Work instructions |
Select from the data all lines with the word "title".

(Stored data)
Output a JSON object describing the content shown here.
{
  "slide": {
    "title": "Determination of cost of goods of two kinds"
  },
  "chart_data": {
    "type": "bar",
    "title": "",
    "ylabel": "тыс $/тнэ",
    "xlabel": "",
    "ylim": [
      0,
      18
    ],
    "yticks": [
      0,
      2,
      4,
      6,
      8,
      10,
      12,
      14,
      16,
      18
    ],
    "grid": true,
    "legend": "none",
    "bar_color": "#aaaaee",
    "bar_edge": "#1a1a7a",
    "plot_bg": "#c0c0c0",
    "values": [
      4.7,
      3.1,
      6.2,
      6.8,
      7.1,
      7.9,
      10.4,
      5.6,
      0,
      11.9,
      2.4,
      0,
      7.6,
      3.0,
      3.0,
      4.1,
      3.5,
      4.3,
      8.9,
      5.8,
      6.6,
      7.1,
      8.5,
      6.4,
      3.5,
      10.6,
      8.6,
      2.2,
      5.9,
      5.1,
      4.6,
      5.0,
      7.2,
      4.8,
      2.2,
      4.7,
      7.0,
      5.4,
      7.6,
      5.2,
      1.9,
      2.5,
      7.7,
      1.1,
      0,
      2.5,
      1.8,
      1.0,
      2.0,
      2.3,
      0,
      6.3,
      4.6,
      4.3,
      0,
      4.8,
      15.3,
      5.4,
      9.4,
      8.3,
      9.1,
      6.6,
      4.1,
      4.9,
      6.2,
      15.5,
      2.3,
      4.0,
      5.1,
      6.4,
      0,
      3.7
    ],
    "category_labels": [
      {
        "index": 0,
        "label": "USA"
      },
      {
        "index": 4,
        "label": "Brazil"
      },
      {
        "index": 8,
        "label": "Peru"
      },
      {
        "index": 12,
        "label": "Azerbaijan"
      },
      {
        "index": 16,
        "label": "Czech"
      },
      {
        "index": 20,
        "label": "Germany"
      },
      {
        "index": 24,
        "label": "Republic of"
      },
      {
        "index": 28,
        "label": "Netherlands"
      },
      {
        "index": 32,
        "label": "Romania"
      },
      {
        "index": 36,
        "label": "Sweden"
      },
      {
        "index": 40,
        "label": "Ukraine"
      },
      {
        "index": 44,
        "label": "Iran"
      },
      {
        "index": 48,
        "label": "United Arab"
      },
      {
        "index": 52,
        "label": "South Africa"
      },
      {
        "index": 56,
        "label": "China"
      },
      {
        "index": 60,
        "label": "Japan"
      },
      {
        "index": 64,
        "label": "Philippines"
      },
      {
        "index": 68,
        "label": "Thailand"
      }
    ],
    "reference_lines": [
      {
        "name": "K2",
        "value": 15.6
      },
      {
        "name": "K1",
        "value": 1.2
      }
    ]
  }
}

Result for this exercise |
    "title": "Determination of cost of goods of two kinds"
    "title": "",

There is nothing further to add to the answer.